» **Exercise task**
Find the line containing "Convert this screenshot" in the entries; transcribe it and all remaining lines through the end, exactly as they appear, but not the pictures.

» **Stored data**
start

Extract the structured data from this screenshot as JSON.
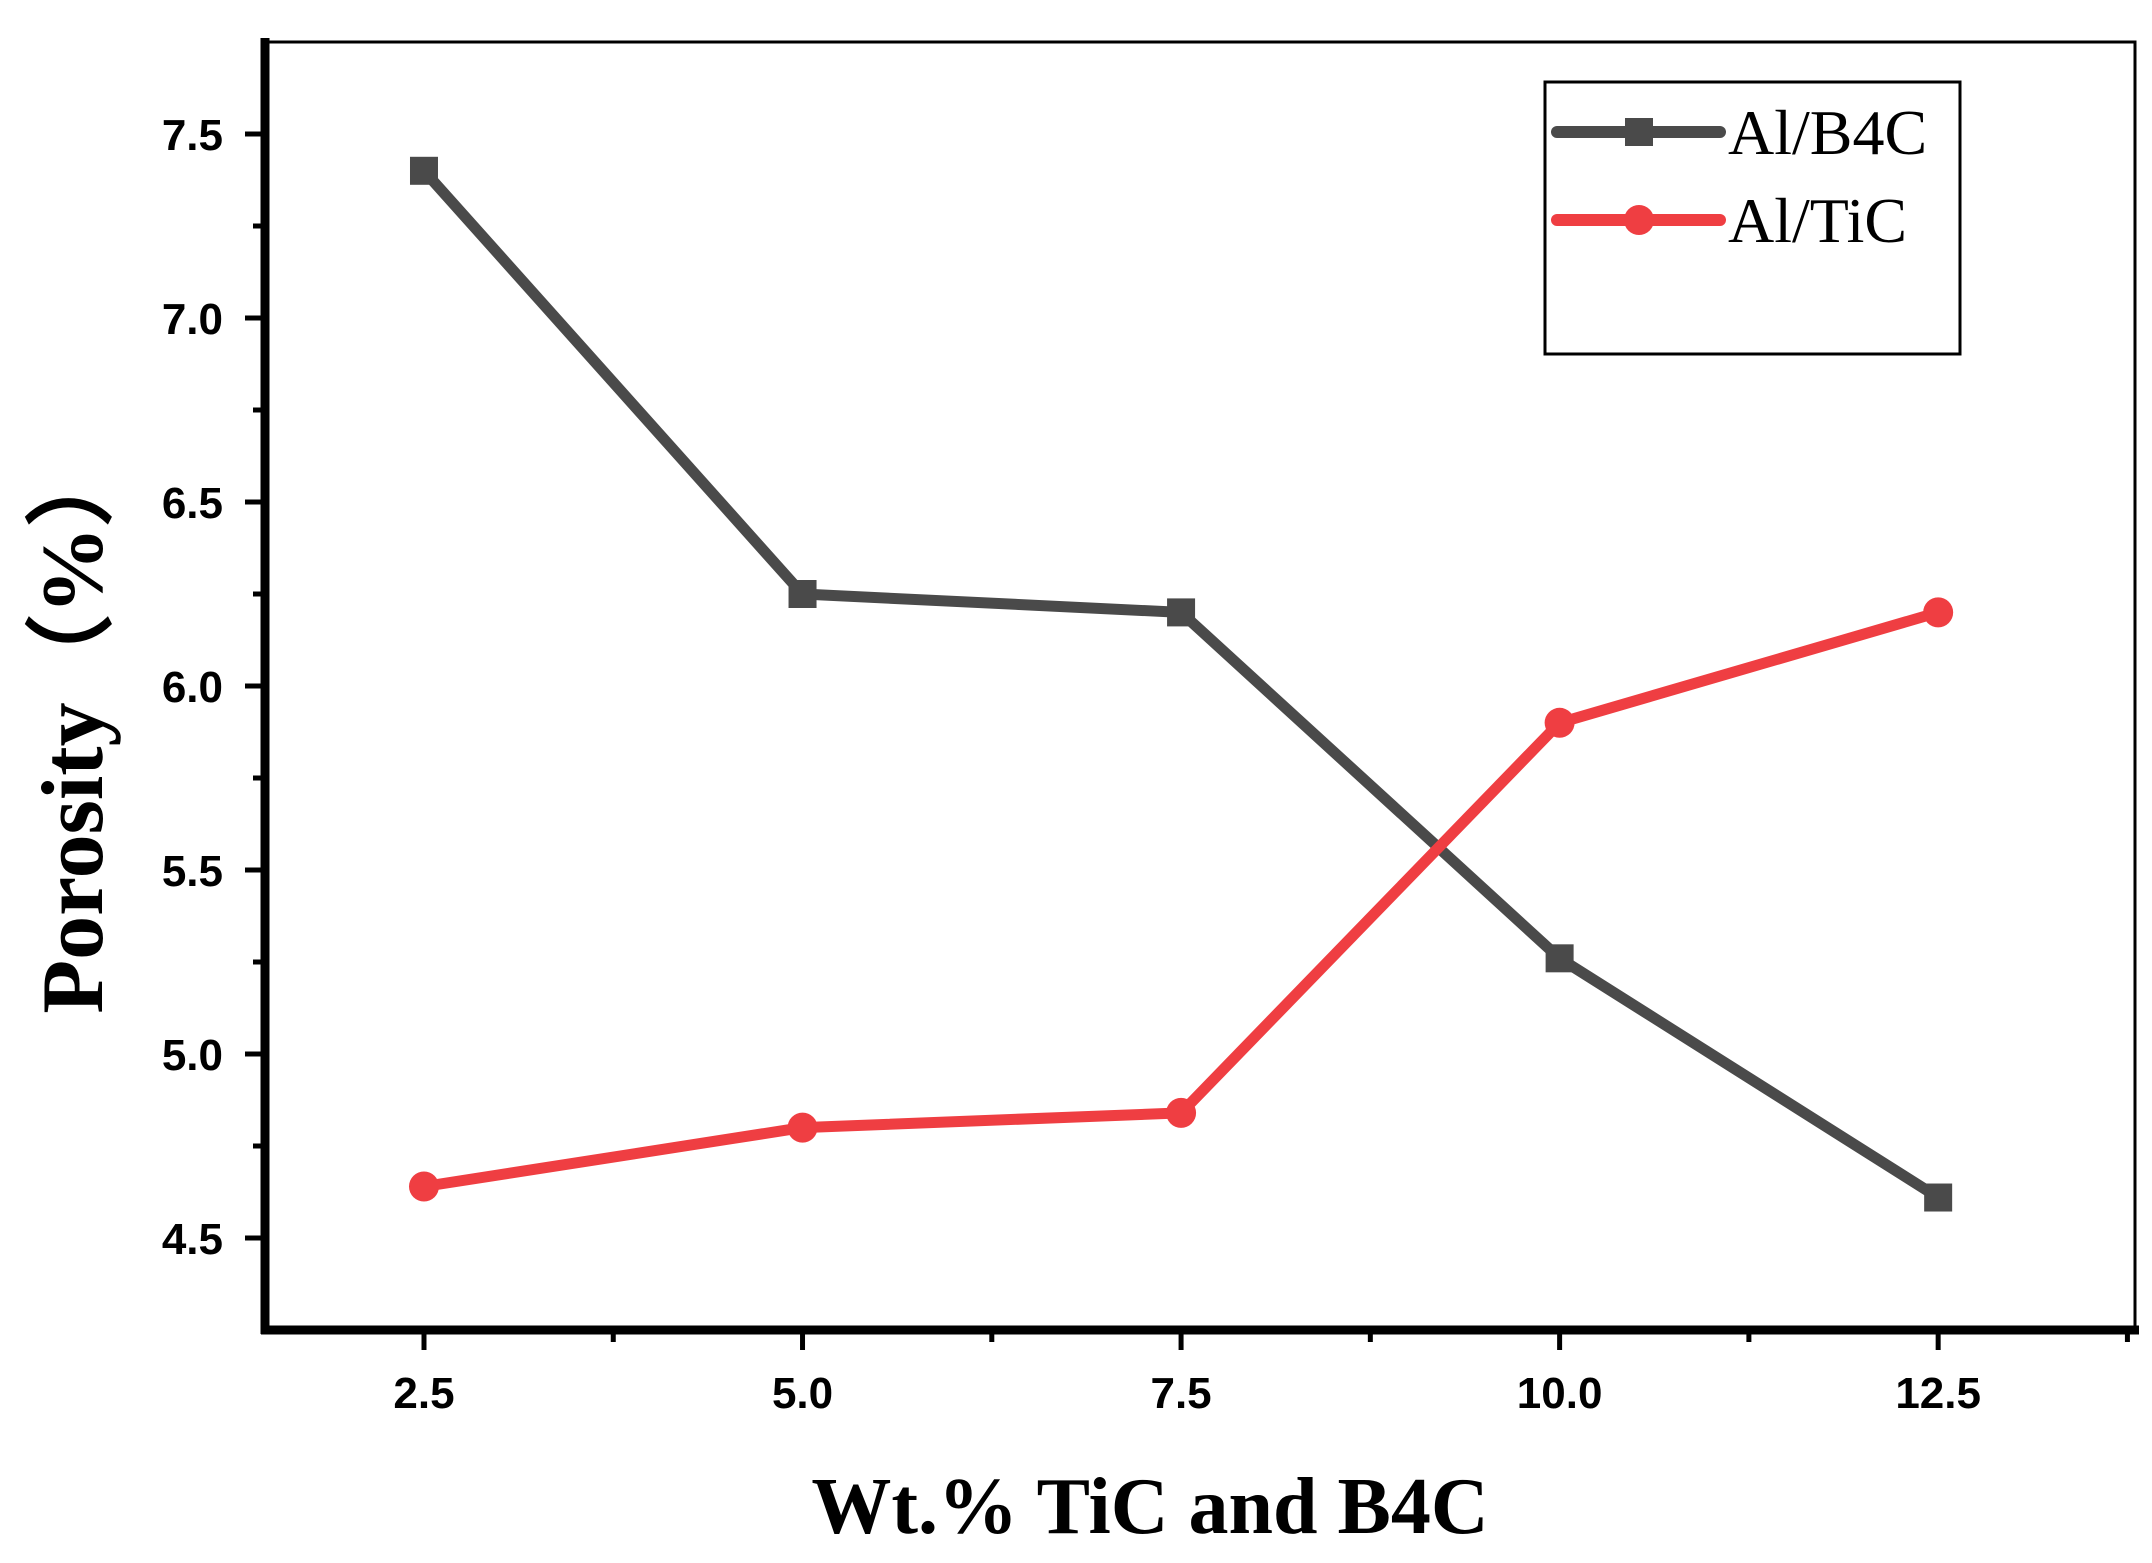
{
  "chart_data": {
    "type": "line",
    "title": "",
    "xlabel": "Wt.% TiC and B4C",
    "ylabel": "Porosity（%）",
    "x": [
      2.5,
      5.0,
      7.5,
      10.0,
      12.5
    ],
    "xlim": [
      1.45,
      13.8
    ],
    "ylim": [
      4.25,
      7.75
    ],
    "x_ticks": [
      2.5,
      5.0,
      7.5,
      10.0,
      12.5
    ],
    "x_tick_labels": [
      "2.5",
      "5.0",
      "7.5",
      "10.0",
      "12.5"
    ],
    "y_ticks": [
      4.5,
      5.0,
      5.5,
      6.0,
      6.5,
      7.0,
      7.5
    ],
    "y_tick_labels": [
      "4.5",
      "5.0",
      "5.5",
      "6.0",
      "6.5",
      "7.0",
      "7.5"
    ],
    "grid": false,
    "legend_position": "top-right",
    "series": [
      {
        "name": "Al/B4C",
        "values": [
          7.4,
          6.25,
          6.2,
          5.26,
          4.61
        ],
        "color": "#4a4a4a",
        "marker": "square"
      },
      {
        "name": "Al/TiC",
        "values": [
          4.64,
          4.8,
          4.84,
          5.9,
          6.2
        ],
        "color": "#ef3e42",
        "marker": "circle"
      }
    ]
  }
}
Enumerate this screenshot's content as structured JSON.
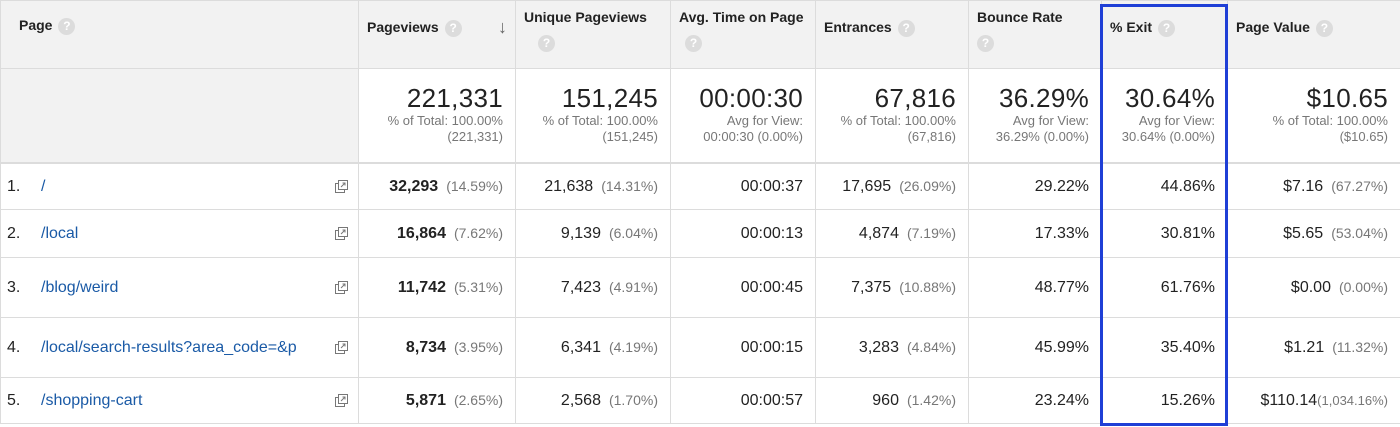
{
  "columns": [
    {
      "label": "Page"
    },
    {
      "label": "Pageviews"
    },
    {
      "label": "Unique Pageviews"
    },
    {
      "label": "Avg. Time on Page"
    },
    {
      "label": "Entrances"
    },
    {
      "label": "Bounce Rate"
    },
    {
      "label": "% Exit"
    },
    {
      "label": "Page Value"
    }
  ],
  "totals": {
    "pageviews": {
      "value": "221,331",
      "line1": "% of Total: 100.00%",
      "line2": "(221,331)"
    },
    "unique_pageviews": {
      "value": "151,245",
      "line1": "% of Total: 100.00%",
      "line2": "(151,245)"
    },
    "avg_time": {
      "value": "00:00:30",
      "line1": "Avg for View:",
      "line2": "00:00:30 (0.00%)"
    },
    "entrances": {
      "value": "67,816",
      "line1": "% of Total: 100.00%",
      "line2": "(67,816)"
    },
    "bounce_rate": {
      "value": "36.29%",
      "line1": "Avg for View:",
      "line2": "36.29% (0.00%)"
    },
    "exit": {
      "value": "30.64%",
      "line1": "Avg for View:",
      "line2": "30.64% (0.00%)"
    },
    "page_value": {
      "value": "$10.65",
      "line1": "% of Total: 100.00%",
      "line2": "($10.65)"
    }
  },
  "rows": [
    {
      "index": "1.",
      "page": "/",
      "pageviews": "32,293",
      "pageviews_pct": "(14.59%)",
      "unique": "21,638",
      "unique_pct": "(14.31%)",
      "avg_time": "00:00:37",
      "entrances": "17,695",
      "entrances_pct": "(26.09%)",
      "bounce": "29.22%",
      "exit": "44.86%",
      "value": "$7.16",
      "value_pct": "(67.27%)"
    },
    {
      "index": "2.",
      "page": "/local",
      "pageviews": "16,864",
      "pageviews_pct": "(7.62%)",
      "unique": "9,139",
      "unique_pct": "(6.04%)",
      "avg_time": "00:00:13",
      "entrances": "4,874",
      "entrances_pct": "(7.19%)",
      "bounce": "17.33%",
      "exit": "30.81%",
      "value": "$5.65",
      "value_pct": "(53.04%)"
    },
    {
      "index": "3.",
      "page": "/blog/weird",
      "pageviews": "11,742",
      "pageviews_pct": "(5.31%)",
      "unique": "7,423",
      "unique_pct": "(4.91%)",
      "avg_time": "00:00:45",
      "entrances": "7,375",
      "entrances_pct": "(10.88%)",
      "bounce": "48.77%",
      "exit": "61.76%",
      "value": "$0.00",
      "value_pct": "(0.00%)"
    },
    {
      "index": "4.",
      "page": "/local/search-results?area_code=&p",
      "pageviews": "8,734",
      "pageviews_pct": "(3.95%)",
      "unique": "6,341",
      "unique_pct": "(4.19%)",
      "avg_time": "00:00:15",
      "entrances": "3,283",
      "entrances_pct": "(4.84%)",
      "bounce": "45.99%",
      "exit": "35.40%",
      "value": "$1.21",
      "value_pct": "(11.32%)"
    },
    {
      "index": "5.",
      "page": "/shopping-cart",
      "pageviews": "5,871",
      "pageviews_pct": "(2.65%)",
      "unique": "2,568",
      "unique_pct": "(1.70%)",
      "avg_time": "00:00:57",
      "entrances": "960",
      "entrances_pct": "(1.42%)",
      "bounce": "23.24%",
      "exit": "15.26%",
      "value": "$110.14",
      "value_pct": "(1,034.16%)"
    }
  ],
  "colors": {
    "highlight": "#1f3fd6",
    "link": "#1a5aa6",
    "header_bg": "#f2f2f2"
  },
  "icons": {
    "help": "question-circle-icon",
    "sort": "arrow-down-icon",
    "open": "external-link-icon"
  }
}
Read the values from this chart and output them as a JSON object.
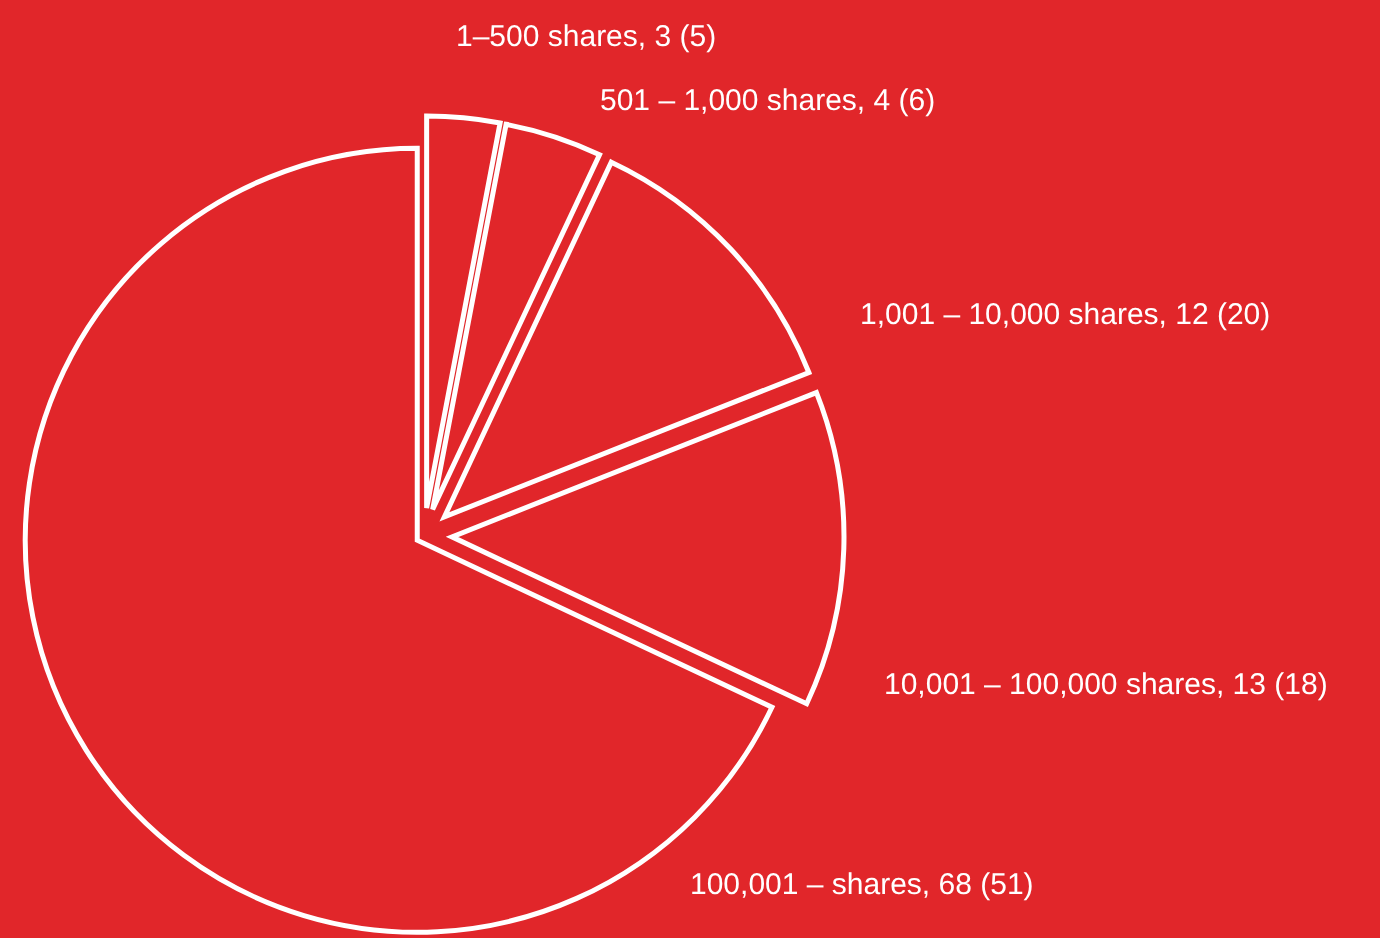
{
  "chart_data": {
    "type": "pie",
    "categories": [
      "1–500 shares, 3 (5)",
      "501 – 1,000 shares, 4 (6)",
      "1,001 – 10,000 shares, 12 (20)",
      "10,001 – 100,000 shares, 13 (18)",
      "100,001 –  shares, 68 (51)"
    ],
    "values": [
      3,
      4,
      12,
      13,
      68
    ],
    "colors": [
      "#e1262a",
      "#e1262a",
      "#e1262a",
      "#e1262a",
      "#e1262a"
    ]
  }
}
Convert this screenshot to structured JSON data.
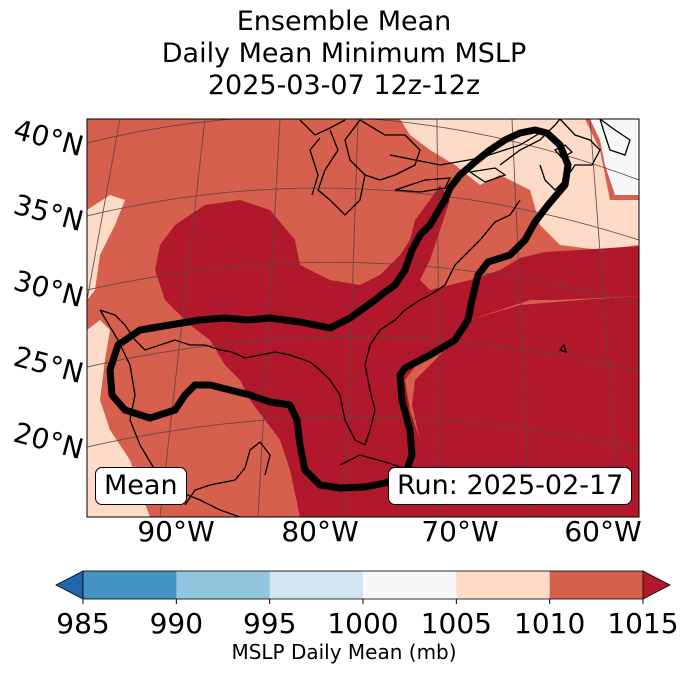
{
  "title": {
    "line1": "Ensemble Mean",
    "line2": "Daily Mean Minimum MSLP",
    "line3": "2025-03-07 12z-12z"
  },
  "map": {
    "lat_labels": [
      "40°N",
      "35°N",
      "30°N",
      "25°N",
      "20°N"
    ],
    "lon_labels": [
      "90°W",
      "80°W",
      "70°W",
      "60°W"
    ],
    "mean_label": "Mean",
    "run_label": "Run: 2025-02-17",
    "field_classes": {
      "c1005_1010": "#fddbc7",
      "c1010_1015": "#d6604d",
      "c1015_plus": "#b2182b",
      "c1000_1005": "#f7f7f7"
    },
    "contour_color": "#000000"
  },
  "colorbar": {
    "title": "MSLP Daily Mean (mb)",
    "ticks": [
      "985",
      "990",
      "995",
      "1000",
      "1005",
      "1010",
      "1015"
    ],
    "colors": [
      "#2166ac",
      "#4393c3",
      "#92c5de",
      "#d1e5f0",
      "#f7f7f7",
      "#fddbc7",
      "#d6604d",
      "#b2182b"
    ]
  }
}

end

» **Solution to this task**
Convert this screenshot to structured JSON data.
{
  "title": {
    "line1": "Ensemble Mean",
    "line2": "Daily Mean Minimum MSLP",
    "line3": "2025-03-07 12z-12z"
  },
  "map": {
    "lat_labels": [
      "40°N",
      "35°N",
      "30°N",
      "25°N",
      "20°N"
    ],
    "lon_labels": [
      "90°W",
      "80°W",
      "70°W",
      "60°W"
    ],
    "mean_label": "Mean",
    "run_label": "Run: 2025-02-17",
    "field_classes": {
      "c1005_1010": "#fddbc7",
      "c1010_1015": "#d6604d",
      "c1015_plus": "#b2182b",
      "c1000_1005": "#f7f7f7"
    },
    "contour_color": "#000000"
  },
  "colorbar": {
    "title": "MSLP Daily Mean (mb)",
    "ticks": [
      "985",
      "990",
      "995",
      "1000",
      "1005",
      "1010",
      "1015"
    ],
    "colors": [
      "#2166ac",
      "#4393c3",
      "#92c5de",
      "#d1e5f0",
      "#f7f7f7",
      "#fddbc7",
      "#d6604d",
      "#b2182b"
    ]
  }
}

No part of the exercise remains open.